» SHORT EXERCISE:
Restate every line of the material, word for word.
--- BEGIN AVAILABLE RECORDS ---
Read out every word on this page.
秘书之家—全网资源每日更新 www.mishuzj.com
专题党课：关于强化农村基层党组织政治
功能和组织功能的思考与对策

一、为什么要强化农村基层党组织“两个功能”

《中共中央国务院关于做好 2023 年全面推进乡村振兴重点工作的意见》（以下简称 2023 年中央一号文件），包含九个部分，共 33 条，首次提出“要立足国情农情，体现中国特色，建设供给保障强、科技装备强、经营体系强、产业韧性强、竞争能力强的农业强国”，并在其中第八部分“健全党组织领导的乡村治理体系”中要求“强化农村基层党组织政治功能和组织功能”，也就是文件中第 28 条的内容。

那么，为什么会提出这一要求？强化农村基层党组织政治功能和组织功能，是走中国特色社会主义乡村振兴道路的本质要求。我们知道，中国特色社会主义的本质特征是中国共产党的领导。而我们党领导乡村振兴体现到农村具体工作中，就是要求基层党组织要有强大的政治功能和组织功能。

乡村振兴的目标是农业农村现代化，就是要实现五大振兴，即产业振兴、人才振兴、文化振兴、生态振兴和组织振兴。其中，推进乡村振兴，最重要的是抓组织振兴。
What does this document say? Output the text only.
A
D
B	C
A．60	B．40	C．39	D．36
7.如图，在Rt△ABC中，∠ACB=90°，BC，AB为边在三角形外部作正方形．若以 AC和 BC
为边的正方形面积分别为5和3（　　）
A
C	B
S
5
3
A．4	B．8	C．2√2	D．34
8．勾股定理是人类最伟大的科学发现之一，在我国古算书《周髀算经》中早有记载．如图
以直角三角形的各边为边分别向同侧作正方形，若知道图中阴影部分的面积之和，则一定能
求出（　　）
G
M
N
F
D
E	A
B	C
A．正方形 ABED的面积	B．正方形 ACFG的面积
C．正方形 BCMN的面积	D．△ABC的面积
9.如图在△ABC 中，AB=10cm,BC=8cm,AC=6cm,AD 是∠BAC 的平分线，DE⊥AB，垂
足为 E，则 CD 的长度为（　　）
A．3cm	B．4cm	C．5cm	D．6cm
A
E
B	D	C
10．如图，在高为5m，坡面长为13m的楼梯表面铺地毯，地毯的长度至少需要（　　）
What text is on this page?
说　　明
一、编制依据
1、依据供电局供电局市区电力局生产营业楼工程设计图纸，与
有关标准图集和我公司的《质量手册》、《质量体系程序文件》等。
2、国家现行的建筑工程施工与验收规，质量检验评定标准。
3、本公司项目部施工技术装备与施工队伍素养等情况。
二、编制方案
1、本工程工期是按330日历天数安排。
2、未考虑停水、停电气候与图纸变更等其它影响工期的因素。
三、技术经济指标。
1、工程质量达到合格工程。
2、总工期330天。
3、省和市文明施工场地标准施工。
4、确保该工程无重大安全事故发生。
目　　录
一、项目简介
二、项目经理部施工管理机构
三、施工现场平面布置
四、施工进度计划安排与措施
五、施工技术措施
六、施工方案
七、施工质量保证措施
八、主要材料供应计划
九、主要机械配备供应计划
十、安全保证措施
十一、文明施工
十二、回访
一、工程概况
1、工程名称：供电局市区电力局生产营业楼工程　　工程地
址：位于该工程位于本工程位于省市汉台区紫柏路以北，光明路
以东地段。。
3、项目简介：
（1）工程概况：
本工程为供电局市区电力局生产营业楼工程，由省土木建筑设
--- END AVAILABLE RECORDS ---
» FULL OUTPUT:
Read out every word on this page.
秘书之家—全网资源每日更新 www.mishuzj.com
专题党课：关于强化农村基层党组织政治
功能和组织功能的思考与对策

一、为什么要强化农村基层党组织“两个功能”

《中共中央国务院关于做好 2023 年全面推进乡村振兴重点工作的意见》（以下简称 2023 年中央一号文件），包含九个部分，共 33 条，首次提出“要立足国情农情，体现中国特色，建设供给保障强、科技装备强、经营体系强、产业韧性强、竞争能力强的农业强国”，并在其中第八部分“健全党组织领导的乡村治理体系”中要求“强化农村基层党组织政治功能和组织功能”，也就是文件中第 28 条的内容。

那么，为什么会提出这一要求？强化农村基层党组织政治功能和组织功能，是走中国特色社会主义乡村振兴道路的本质要求。我们知道，中国特色社会主义的本质特征是中国共产党的领导。而我们党领导乡村振兴体现到农村具体工作中，就是要求基层党组织要有强大的政治功能和组织功能。

乡村振兴的目标是农业农村现代化，就是要实现五大振兴，即产业振兴、人才振兴、文化振兴、生态振兴和组织振兴。其中，推进乡村振兴，最重要的是抓组织振兴。
What does this document say? Output the text only.
A
D
B	C
A．60	B．40	C．39	D．36
7.如图，在Rt△ABC中，∠ACB=90°，BC，AB为边在三角形外部作正方形．若以 AC和 BC
为边的正方形面积分别为5和3（　　）
A
C	B
S
5
3
A．4	B．8	C．2√2	D．34
8．勾股定理是人类最伟大的科学发现之一，在我国古算书《周髀算经》中早有记载．如图
以直角三角形的各边为边分别向同侧作正方形，若知道图中阴影部分的面积之和，则一定能
求出（　　）
G
M
N
F
D
E	A
B	C
A．正方形 ABED的面积	B．正方形 ACFG的面积
C．正方形 BCMN的面积	D．△ABC的面积
9.如图在△ABC 中，AB=10cm,BC=8cm,AC=6cm,AD 是∠BAC 的平分线，DE⊥AB，垂
足为 E，则 CD 的长度为（　　）
A．3cm	B．4cm	C．5cm	D．6cm
A
E
B	D	C
10．如图，在高为5m，坡面长为13m的楼梯表面铺地毯，地毯的长度至少需要（　　）
What text is on this page?
说　　明
一、编制依据
1、依据供电局供电局市区电力局生产营业楼工程设计图纸，与
有关标准图集和我公司的《质量手册》、《质量体系程序文件》等。
2、国家现行的建筑工程施工与验收规，质量检验评定标准。
3、本公司项目部施工技术装备与施工队伍素养等情况。
二、编制方案
1、本工程工期是按330日历天数安排。
2、未考虑停水、停电气候与图纸变更等其它影响工期的因素。
三、技术经济指标。
1、工程质量达到合格工程。
2、总工期330天。
3、省和市文明施工场地标准施工。
4、确保该工程无重大安全事故发生。
目　　录
一、项目简介
二、项目经理部施工管理机构
三、施工现场平面布置
四、施工进度计划安排与措施
五、施工技术措施
六、施工方案
七、施工质量保证措施
八、主要材料供应计划
九、主要机械配备供应计划
十、安全保证措施
十一、文明施工
十二、回访
一、工程概况
1、工程名称：供电局市区电力局生产营业楼工程　　工程地
址：位于该工程位于本工程位于省市汉台区紫柏路以北，光明路
以东地段。。
3、项目简介：
（1）工程概况：
本工程为供电局市区电力局生产营业楼工程，由省土木建筑设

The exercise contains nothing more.